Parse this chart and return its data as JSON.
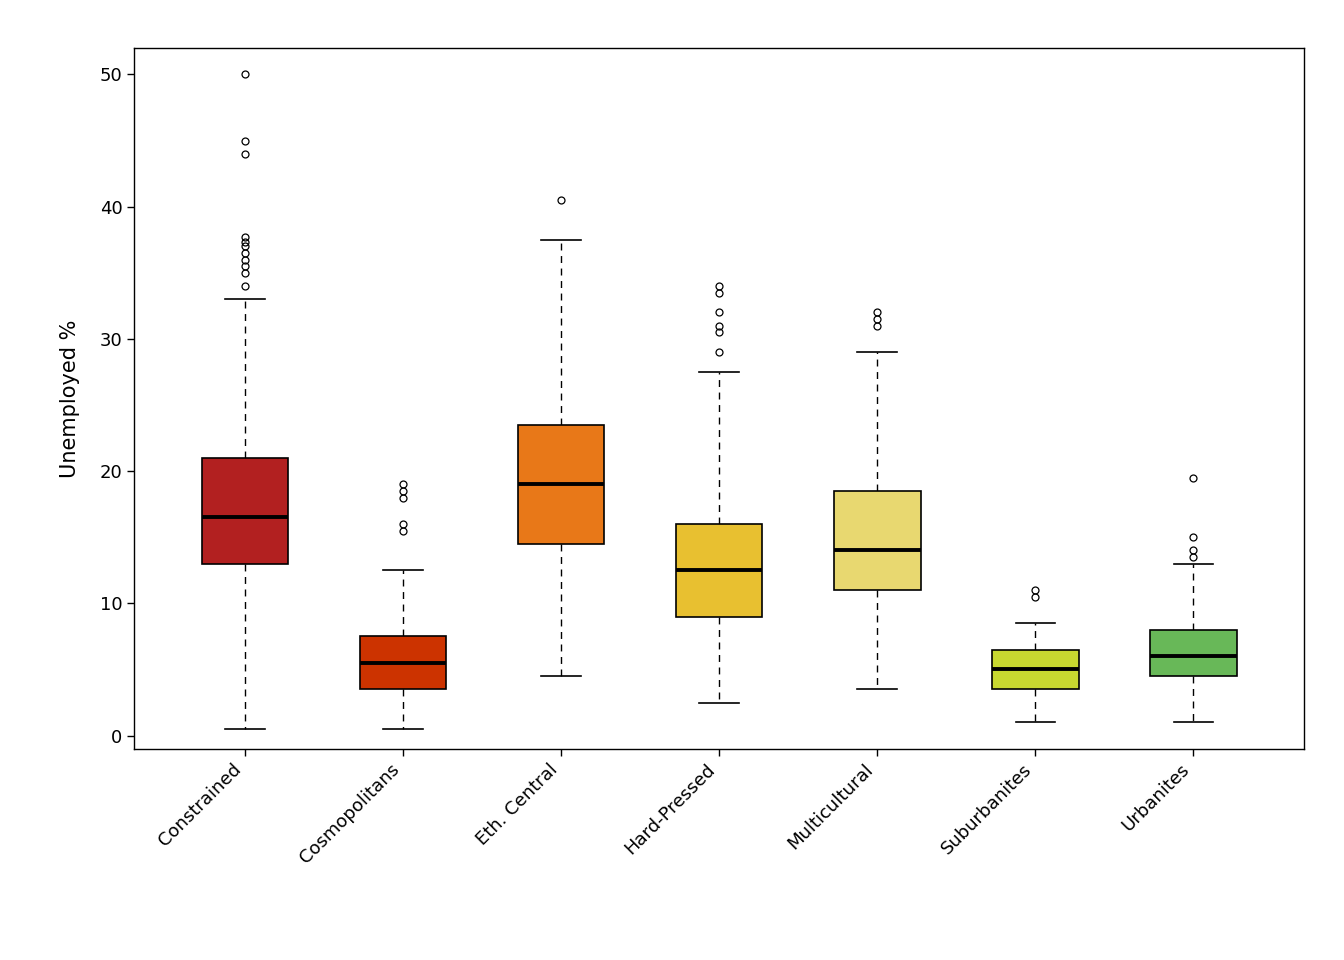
{
  "categories": [
    "Constrained",
    "Cosmopolitans",
    "Eth. Central",
    "Hard-Pressed",
    "Multicultural",
    "Suburbanites",
    "Urbanites"
  ],
  "colors": [
    "#b22020",
    "#cc3300",
    "#e87818",
    "#e8c030",
    "#e8d870",
    "#c8d830",
    "#68b858"
  ],
  "ylabel": "Unemployed %",
  "ylim": [
    -1,
    52
  ],
  "yticks": [
    0,
    10,
    20,
    30,
    40,
    50
  ],
  "background_color": "#ffffff",
  "boxes": [
    {
      "name": "Constrained",
      "q1": 13.0,
      "median": 16.5,
      "q3": 21.0,
      "whisker_low": 0.5,
      "whisker_high": 33.0,
      "outliers": [
        34.0,
        35.0,
        35.5,
        36.0,
        36.5,
        37.0,
        37.3,
        37.7,
        44.0,
        45.0,
        50.0
      ]
    },
    {
      "name": "Cosmopolitans",
      "q1": 3.5,
      "median": 5.5,
      "q3": 7.5,
      "whisker_low": 0.5,
      "whisker_high": 12.5,
      "outliers": [
        15.5,
        16.0,
        18.0,
        18.5,
        19.0
      ]
    },
    {
      "name": "Eth. Central",
      "q1": 14.5,
      "median": 19.0,
      "q3": 23.5,
      "whisker_low": 4.5,
      "whisker_high": 37.5,
      "outliers": [
        40.5
      ]
    },
    {
      "name": "Hard-Pressed",
      "q1": 9.0,
      "median": 12.5,
      "q3": 16.0,
      "whisker_low": 2.5,
      "whisker_high": 27.5,
      "outliers": [
        29.0,
        30.5,
        31.0,
        32.0,
        33.5,
        34.0
      ]
    },
    {
      "name": "Multicultural",
      "q1": 11.0,
      "median": 14.0,
      "q3": 18.5,
      "whisker_low": 3.5,
      "whisker_high": 29.0,
      "outliers": [
        31.0,
        31.5,
        32.0
      ]
    },
    {
      "name": "Suburbanites",
      "q1": 3.5,
      "median": 5.0,
      "q3": 6.5,
      "whisker_low": 1.0,
      "whisker_high": 8.5,
      "outliers": [
        10.5,
        11.0
      ]
    },
    {
      "name": "Urbanites",
      "q1": 4.5,
      "median": 6.0,
      "q3": 8.0,
      "whisker_low": 1.0,
      "whisker_high": 13.0,
      "outliers": [
        13.5,
        14.0,
        15.0,
        19.5
      ]
    }
  ]
}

Do this
Without the pictures, write out all of the material exactly.

The solution
Parse this chart and return its data as JSON.
{
  "categories": [
    "Constrained",
    "Cosmopolitans",
    "Eth. Central",
    "Hard-Pressed",
    "Multicultural",
    "Suburbanites",
    "Urbanites"
  ],
  "colors": [
    "#b22020",
    "#cc3300",
    "#e87818",
    "#e8c030",
    "#e8d870",
    "#c8d830",
    "#68b858"
  ],
  "ylabel": "Unemployed %",
  "ylim": [
    -1,
    52
  ],
  "yticks": [
    0,
    10,
    20,
    30,
    40,
    50
  ],
  "background_color": "#ffffff",
  "boxes": [
    {
      "name": "Constrained",
      "q1": 13.0,
      "median": 16.5,
      "q3": 21.0,
      "whisker_low": 0.5,
      "whisker_high": 33.0,
      "outliers": [
        34.0,
        35.0,
        35.5,
        36.0,
        36.5,
        37.0,
        37.3,
        37.7,
        44.0,
        45.0,
        50.0
      ]
    },
    {
      "name": "Cosmopolitans",
      "q1": 3.5,
      "median": 5.5,
      "q3": 7.5,
      "whisker_low": 0.5,
      "whisker_high": 12.5,
      "outliers": [
        15.5,
        16.0,
        18.0,
        18.5,
        19.0
      ]
    },
    {
      "name": "Eth. Central",
      "q1": 14.5,
      "median": 19.0,
      "q3": 23.5,
      "whisker_low": 4.5,
      "whisker_high": 37.5,
      "outliers": [
        40.5
      ]
    },
    {
      "name": "Hard-Pressed",
      "q1": 9.0,
      "median": 12.5,
      "q3": 16.0,
      "whisker_low": 2.5,
      "whisker_high": 27.5,
      "outliers": [
        29.0,
        30.5,
        31.0,
        32.0,
        33.5,
        34.0
      ]
    },
    {
      "name": "Multicultural",
      "q1": 11.0,
      "median": 14.0,
      "q3": 18.5,
      "whisker_low": 3.5,
      "whisker_high": 29.0,
      "outliers": [
        31.0,
        31.5,
        32.0
      ]
    },
    {
      "name": "Suburbanites",
      "q1": 3.5,
      "median": 5.0,
      "q3": 6.5,
      "whisker_low": 1.0,
      "whisker_high": 8.5,
      "outliers": [
        10.5,
        11.0
      ]
    },
    {
      "name": "Urbanites",
      "q1": 4.5,
      "median": 6.0,
      "q3": 8.0,
      "whisker_low": 1.0,
      "whisker_high": 13.0,
      "outliers": [
        13.5,
        14.0,
        15.0,
        19.5
      ]
    }
  ]
}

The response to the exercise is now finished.